— GIVEN PROBLEM —
What is the count of lines in the listing below that hold the string "PORTES"? Reply with that number alone.

** begin RECORDS SHOWN **

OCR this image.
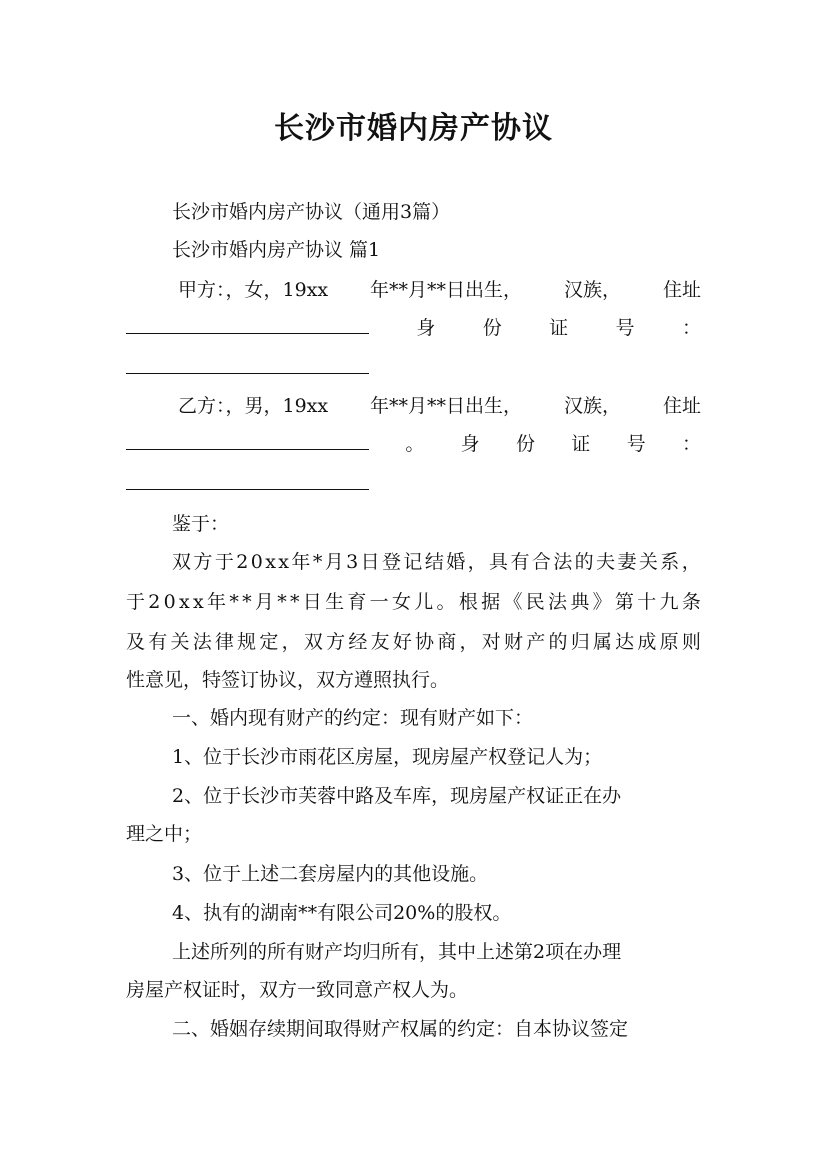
长沙市婚内房产协议
长沙市婚内房产协议（通用3篇）
长沙市婚内房产协议 篇1
甲方：，女，19xx 年**月**日出生， 汉族， 住址
身 份 证 号 ：
乙方：，男，19xx 年**月**日出生， 汉族， 住址
。 身 份 证 号 ：
鉴于：
双 方 于 2 0 x x 年 * 月 3 日 登 记 结 婚 ， 具 有 合 法 的 夫 妻 关 系 ，
于 2 0 x x 年 * * 月 * * 日 生 育 一 女 儿 。 根 据 《 民 法 典 》 第 十 九 条
及 有 关 法 律 规 定 ， 双 方 经 友 好 协 商 ， 对 财 产 的 归 属 达 成 原 则
性意见，特签订协议，双方遵照执行。
一、婚内现有财产的约定：现有财产如下：
1、位于长沙市雨花区房屋，现房屋产权登记人为；
2、位于长沙市芙蓉中路及车库，现房屋产权证正在办
理之中；
3、位于上述二套房屋内的其他设施。
4、执有的湖南**有限公司20%的股权。
上述所列的所有财产均归所有，其中上述第2项在办理
房屋产权证时，双方一致同意产权人为。
二、婚姻存续期间取得财产权属的约定：自本协议签定
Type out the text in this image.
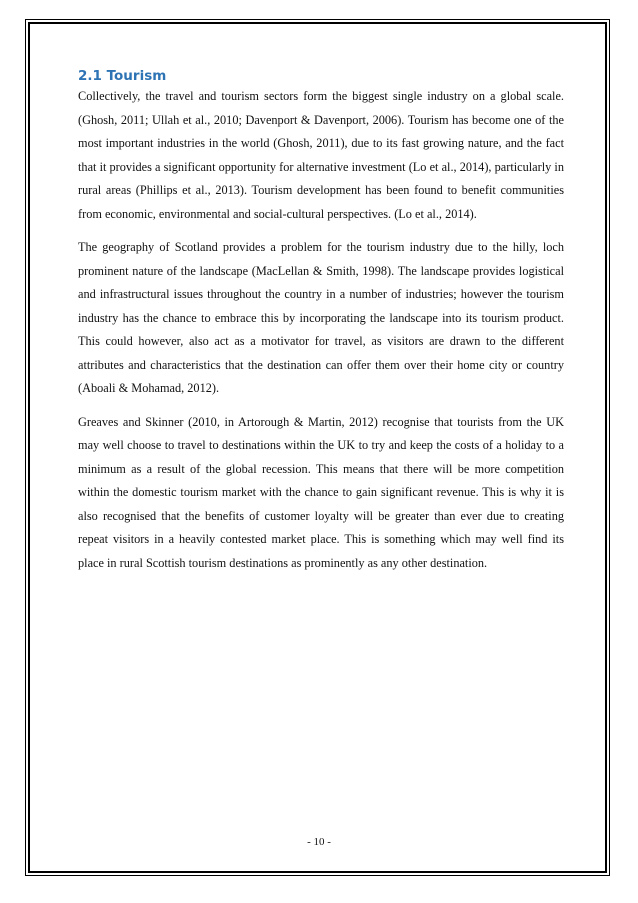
2.1 Tourism

Collectively, the travel and tourism sectors form the biggest single industry on a global scale. (Ghosh, 2011; Ullah et al., 2010; Davenport & Davenport, 2006). Tourism has become one of the most important industries in the world (Ghosh, 2011), due to its fast growing nature, and the fact that it provides a significant opportunity for alternative investment (Lo et al., 2014), particularly in rural areas (Phillips et al., 2013). Tourism development has been found to benefit communities from economic, environmental and social-cultural perspectives. (Lo et al., 2014).

The geography of Scotland provides a problem for the tourism industry due to the hilly, loch prominent nature of the landscape (MacLellan & Smith, 1998). The landscape provides logistical and infrastructural issues throughout the country in a number of industries; however the tourism industry has the chance to embrace this by incorporating the landscape into its tourism product. This could however, also act as a motivator for travel, as visitors are drawn to the different attributes and characteristics that the destination can offer them over their home city or country (Aboali & Mohamad, 2012).

Greaves and Skinner (2010, in Artorough & Martin, 2012) recognise that tourists from the UK may well choose to travel to destinations within the UK to try and keep the costs of a holiday to a minimum as a result of the global recession. This means that there will be more competition within the domestic tourism market with the chance to gain significant revenue. This is why it is also recognised that the benefits of customer loyalty will be greater than ever due to creating repeat visitors in a heavily contested market place. This is something which may well find its place in rural Scottish tourism destinations as prominently as any other destination.

- 10 -
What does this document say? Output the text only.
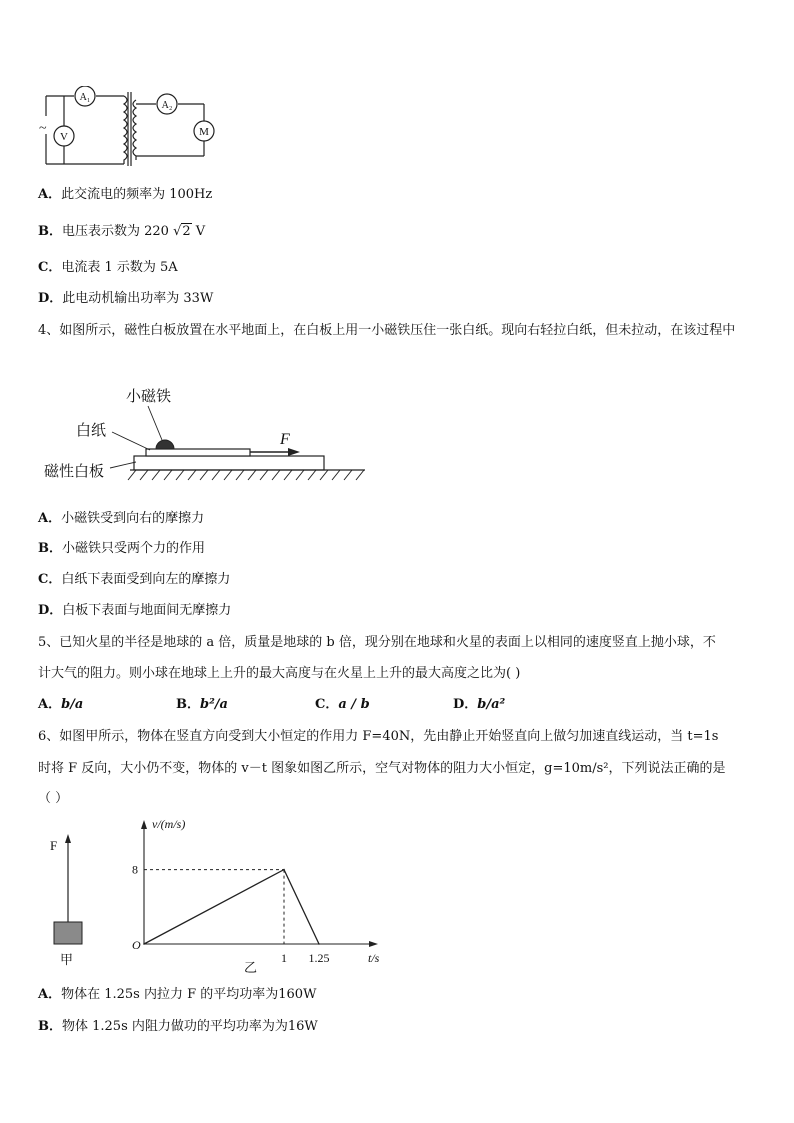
~
V
A₁
A₂
M
A．此交流电的频率为 100Hz
B．电压表示数为 220 √2 V
C．电流表 1 示数为 5A
D．此电动机输出功率为 33W
4、如图所示，磁性白板放置在水平地面上，在白板上用一小磁铁压住一张白纸。现向右轻拉白纸，但未拉动，在该过程中
小磁铁
白纸
磁性白板
F
A．小磁铁受到向右的摩擦力
B．小磁铁只受两个力的作用
C．白纸下表面受到向左的摩擦力
D．白板下表面与地面间无摩擦力
5、已知火星的半径是地球的 a 倍，质量是地球的 b 倍，现分别在地球和火星的表面上以相同的速度竖直上抛小球，不
计大气的阻力。则小球在地球上上升的最大高度与在火星上上升的最大高度之比为( )
A．b/a	B．b²/a	C．a / b	D．b/a²
6、如图甲所示，物体在竖直方向受到大小恒定的作用力 F=40N，先由静止开始竖直向上做匀加速直线运动，当 t=1s
时将 F 反向，大小仍不变，物体的 v－t 图象如图乙所示，空气对物体的阻力大小恒定，g=10m/s²，下列说法正确的是
（ ）
F
甲
v/(m/s)
t/s
O
8
1 1.25
乙
A．物体在 1.25s 内拉力 F 的平均功率为160W
B．物体 1.25s 内阻力做功的平均功率为为16W
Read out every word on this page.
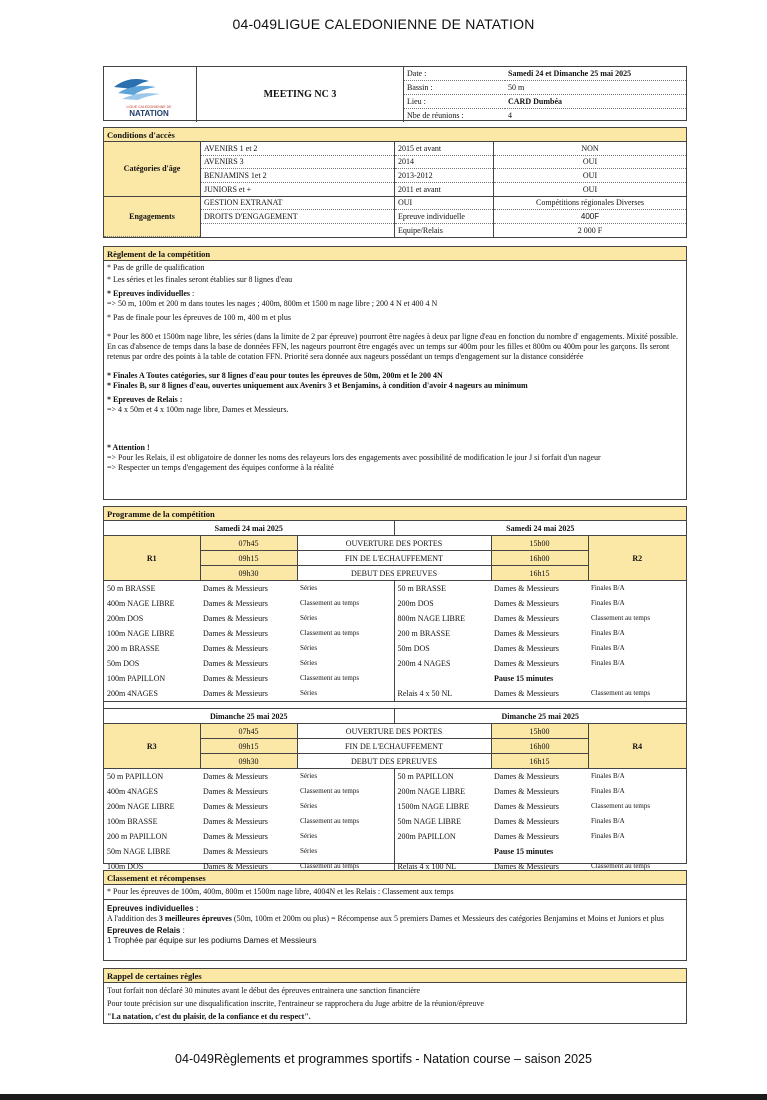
04-049LIGUE CALEDONIENNE DE NATATION
LIGUE CALEDONIENNE DE
NATATION	MEETING NC 3	Date :	Samedi 24 et Dimanche 25 mai 2025
		Bassin :	50 m
		Lieu :	CARD Dumbéa
		Nbe de réunions :	4
Conditions d'accès
Catégories d'âge	AVENIRS 1 et 2	2015 et avant	NON
	AVENIRS 3	2014	OUI
	BENJAMINS 1et 2	2013-2012	OUI
	JUNIORS et +	2011 et avant	OUI
Engagements	GESTION EXTRANAT	OUI	Compétitions régionales Diverses
	DROITS D'ENGAGEMENT	Epreuve individuelle	400F
		Equipe/Relais	2 000 F
Règlement de la compétition

* Pas de grille de qualification

* Les séries et les finales seront établies sur 8 lignes d'eau

* Epreuves individuelles :

=> 50 m, 100m et 200 m dans toutes les nages ; 400m, 800m et 1500 m nage libre ; 200 4 N et 400 4 N

* Pas de finale pour les épreuves de 100 m, 400 m et plus

* Pour les 800 et 1500m nage libre, les séries (dans la limite de 2 par épreuve) pourront être nagées à deux par ligne d'eau en fonction du nombre d' engagements. Mixité possible. En cas d'absence de temps dans la base de données FFN, les nageurs pourront être engagés avec un temps sur 400m pour les filles et 800m ou 400m pour les garçons. Ils seront retenus par ordre des points à la table de cotation FFN. Priorité sera donnée aux nageurs possédant un temps d'engagement sur la distance considérée

* Finales A Toutes catégories, sur 8 lignes d'eau pour toutes les épreuves de 50m, 200m et le 200 4N

* Finales B, sur 8 lignes d'eau, ouvertes uniquement aux Avenirs 3 et Benjamins, à condition d'avoir 4 nageurs au minimum

* Epreuves de Relais :

=> 4 x 50m et 4 x 100m nage libre, Dames et Messieurs.

* Attention !

=> Pour les Relais, il est obligatoire de donner les noms des relayeurs lors des engagements avec possibilité de modification le jour J si forfait d'un nageur

=> Respecter un temps d'engagement des équipes conforme à la réalité

Programme de la compétition
Samedi 24 mai 2025			Samedi 24 mai 2025		
R1	07h45	OUVERTURE DES PORTES		15h00	R2
	09h15	FIN DE L'ECHAUFFEMENT		16h00	
	09h30	DEBUT DES EPREUVES		16h15	
50 m BRASSE	Dames & Messieurs	Séries	50 m BRASSE	Dames & Messieurs	Finales B/A
400m NAGE LIBRE	Dames & Messieurs	Classement au temps	200m DOS	Dames & Messieurs	Finales B/A
200m DOS	Dames & Messieurs	Séries	800m NAGE LIBRE	Dames & Messieurs	Classement au temps
100m NAGE LIBRE	Dames & Messieurs	Classement au temps	200 m BRASSE	Dames & Messieurs	Finales B/A
200 m BRASSE	Dames & Messieurs	Séries	50m DOS	Dames & Messieurs	Finales B/A
50m DOS	Dames & Messieurs	Séries	200m 4 NAGES	Dames & Messieurs	Finales B/A
100m PAPILLON	Dames & Messieurs	Classement au temps		Pause 15 minutes	
200m 4NAGES	Dames & Messieurs	Séries	Relais 4 x 50 NL	Dames & Messieurs	Classement au temps
Dimanche 25 mai 2025			Dimanche 25 mai 2025		
R3	07h45	OUVERTURE DES PORTES		15h00	R4
	09h15	FIN DE L'ECHAUFFEMENT		16h00	
	09h30	DEBUT DES EPREUVES		16h15	
50 m PAPILLON	Dames & Messieurs	Séries	50 m PAPILLON	Dames & Messieurs	Finales B/A
400m 4NAGES	Dames & Messieurs	Classement au temps	200m NAGE LIBRE	Dames & Messieurs	Finales B/A
200m NAGE LIBRE	Dames & Messieurs	Séries	1500m NAGE LIBRE	Dames & Messieurs	Classement au temps
100m BRASSE	Dames & Messieurs	Classement au temps	50m NAGE LIBRE	Dames & Messieurs	Finales B/A
200 m PAPILLON	Dames & Messieurs	Séries	200m PAPILLON	Dames & Messieurs	Finales B/A
50m NAGE LIBRE	Dames & Messieurs	Séries		Pause 15 minutes	
100m DOS	Dames & Messieurs	Classement au temps	Relais 4 x 100 NL	Dames & Messieurs	Classement au temps
Classement et récompenses

* Pour les épreuves de 100m, 400m, 800m et 1500m nage libre, 4004N et les Relais : Classement aux temps

Epreuves individuelles :

A l'addition des 3 meilleures épreuves (50m, 100m et 200m ou plus) = Récompense aux 5 premiers Dames et Messieurs des catégories Benjamins et Moins et Juniors et plus

Epreuves de Relais :

1 Trophée par équipe sur les podiums Dames et Messieurs

Rappel de certaines règles

Tout forfait non déclaré 30 minutes avant le début des épreuves entrainera une sanction financière

Pour toute précision sur une disqualification inscrite, l'entraineur se rapprochera du Juge arbitre de la réunion/épreuve

"La natation, c'est du plaisir, de la confiance et du respect".

04-049Règlements et programmes sportifs - Natation course – saison 2025
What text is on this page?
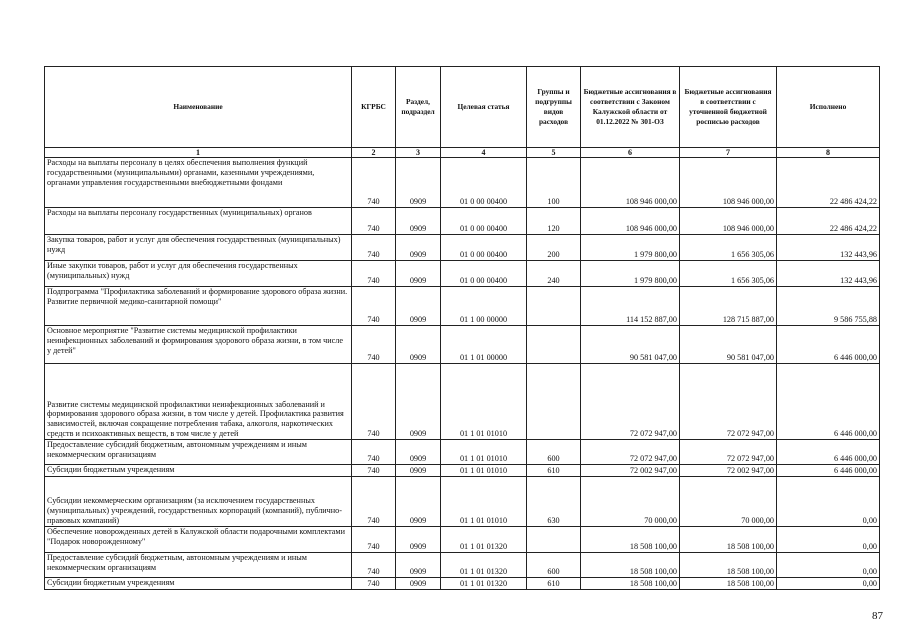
Наименование	КГРБС	Раздел, подраздел	Целевая статья	Группы и подгруппы видов расходов	Бюджетные ассигнования в соответствии с Законом Калужской области от 01.12.2022 № 301-ОЗ	Бюджетные ассигнования в соответствии с уточненной бюджетной росписью расходов	Исполнено
1	2	3	4	5	6	7	8
Расходы на выплаты персоналу в целях обеспечения выполнения функций государственными (муниципальными) органами, казенными учреждениями, органами управления государственными внебюджетными фондами	740	0909	01 0 00 00400	100	108 946 000,00	108 946 000,00	22 486 424,22
Расходы на выплаты персоналу государственных (муниципальных) органов	740	0909	01 0 00 00400	120	108 946 000,00	108 946 000,00	22 486 424,22
Закупка товаров, работ и услуг для обеспечения государственных (муниципальных) нужд	740	0909	01 0 00 00400	200	1 979 800,00	1 656 305,06	132 443,96
Иные закупки товаров, работ и услуг для обеспечения государственных (муниципальных) нужд	740	0909	01 0 00 00400	240	1 979 800,00	1 656 305,06	132 443,96
Подпрограмма "Профилактика заболеваний и формирование здорового образа жизни. Развитие первичной медико-санитарной помощи"	740	0909	01 1 00 00000		114 152 887,00	128 715 887,00	9 586 755,88
Основное мероприятие "Развитие системы медицинской профилактики неинфекционных заболеваний и формирования здорового образа жизни, в том числе у детей"	740	0909	01 1 01 00000		90 581 047,00	90 581 047,00	6 446 000,00
Развитие системы медицинской профилактики неинфекционных заболеваний и формирования здорового образа жизни, в том числе у детей. Профилактика развития зависимостей, включая сокращение потребления табака, алкоголя, наркотических средств и психоактивных веществ, в том числе у детей	740	0909	01 1 01 01010		72 072 947,00	72 072 947,00	6 446 000,00
Предоставление субсидий бюджетным, автономным учреждениям и иным некоммерческим организациям	740	0909	01 1 01 01010	600	72 072 947,00	72 072 947,00	6 446 000,00
Субсидии бюджетным учреждениям	740	0909	01 1 01 01010	610	72 002 947,00	72 002 947,00	6 446 000,00
Субсидии некоммерческим организациям (за исключением государственных (муниципальных) учреждений, государственных корпораций (компаний), публично-правовых компаний)	740	0909	01 1 01 01010	630	70 000,00	70 000,00	0,00
Обеспечение новорожденных детей в Калужской области подарочными комплектами "Подарок новорожденному"	740	0909	01 1 01 01320		18 508 100,00	18 508 100,00	0,00
Предоставление субсидий бюджетным, автономным учреждениям и иным некоммерческим организациям	740	0909	01 1 01 01320	600	18 508 100,00	18 508 100,00	0,00
Субсидии бюджетным учреждениям	740	0909	01 1 01 01320	610	18 508 100,00	18 508 100,00	0,00
87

** end RECORDS SHOWN **

— THE OUTPUT —
2